>> BEGIN Provided records

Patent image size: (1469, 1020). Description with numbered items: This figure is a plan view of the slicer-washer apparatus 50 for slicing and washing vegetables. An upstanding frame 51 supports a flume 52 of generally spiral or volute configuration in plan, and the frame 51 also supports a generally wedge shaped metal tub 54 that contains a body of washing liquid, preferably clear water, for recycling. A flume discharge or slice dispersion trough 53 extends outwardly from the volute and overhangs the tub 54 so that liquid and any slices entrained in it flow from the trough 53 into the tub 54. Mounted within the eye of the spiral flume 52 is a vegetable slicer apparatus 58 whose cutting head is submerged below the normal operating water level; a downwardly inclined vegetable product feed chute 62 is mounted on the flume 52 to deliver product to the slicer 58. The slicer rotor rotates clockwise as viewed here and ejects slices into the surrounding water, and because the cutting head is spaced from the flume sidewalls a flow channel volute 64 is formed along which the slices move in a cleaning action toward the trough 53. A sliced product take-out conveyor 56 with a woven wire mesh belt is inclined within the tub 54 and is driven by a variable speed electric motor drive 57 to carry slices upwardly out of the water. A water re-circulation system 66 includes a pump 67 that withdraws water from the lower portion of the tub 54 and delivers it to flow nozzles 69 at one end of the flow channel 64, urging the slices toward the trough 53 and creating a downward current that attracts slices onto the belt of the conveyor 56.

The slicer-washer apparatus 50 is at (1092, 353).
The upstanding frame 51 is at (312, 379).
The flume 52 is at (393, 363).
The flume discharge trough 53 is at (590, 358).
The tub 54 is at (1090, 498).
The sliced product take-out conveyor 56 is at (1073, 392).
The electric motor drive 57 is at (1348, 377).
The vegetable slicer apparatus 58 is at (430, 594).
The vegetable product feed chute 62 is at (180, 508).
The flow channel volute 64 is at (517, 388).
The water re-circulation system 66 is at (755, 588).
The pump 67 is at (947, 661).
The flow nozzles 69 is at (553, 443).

>> END Provided records

● **Set task**:
Please collect and copy every line of the records that contains the word "flume". Case counts, so match capital and small letters exactly.

● **Answer to this problem**:
Patent image size: (1469, 1020). Description with numbered items: This figure is a plan view of the slicer-washer apparatus 50 for slicing and washing vegetables. An upstanding frame 51 supports a flume 52 of generally spiral or volute configuration in plan, and the frame 51 also supports a generally wedge shaped metal tub 54 that contains a body of washing liquid, preferably clear water, for recycling. A flume discharge or slice dispersion trough 53 extends outwardly from the volute and overhangs the tub 54 so that liquid and any slices entrained in it flow from the trough 53 into the tub 54. Mounted within the eye of the spiral flume 52 is a vegetable slicer apparatus 58 whose cutting head is submerged below the normal operating water level; a downwardly inclined vegetable product feed chute 62 is mounted on the flume 52 to deliver product to the slicer 58. The slicer rotor rotates clockwise as viewed here and ejects slices into the surrounding water, and because the cutting head is spaced from the flume sidewalls a flow channel volute 64 is formed along which the slices move in a cleaning action toward the trough 53. A sliced product take-out conveyor 56 with a woven wire mesh belt is inclined within the tub 54 and is driven by a variable speed electric motor drive 57 to carry slices upwardly out of the water. A water re-circulation system 66 includes a pump 67 that withdraws water from the lower portion of the tub 54 and delivers it to flow nozzles 69 at one end of the flow channel 64, urging the slices toward the trough 53 and creating a downward current that attracts slices onto the belt of the conveyor 56.
The flume 52 is at (393, 363).
The flume discharge trough 53 is at (590, 358).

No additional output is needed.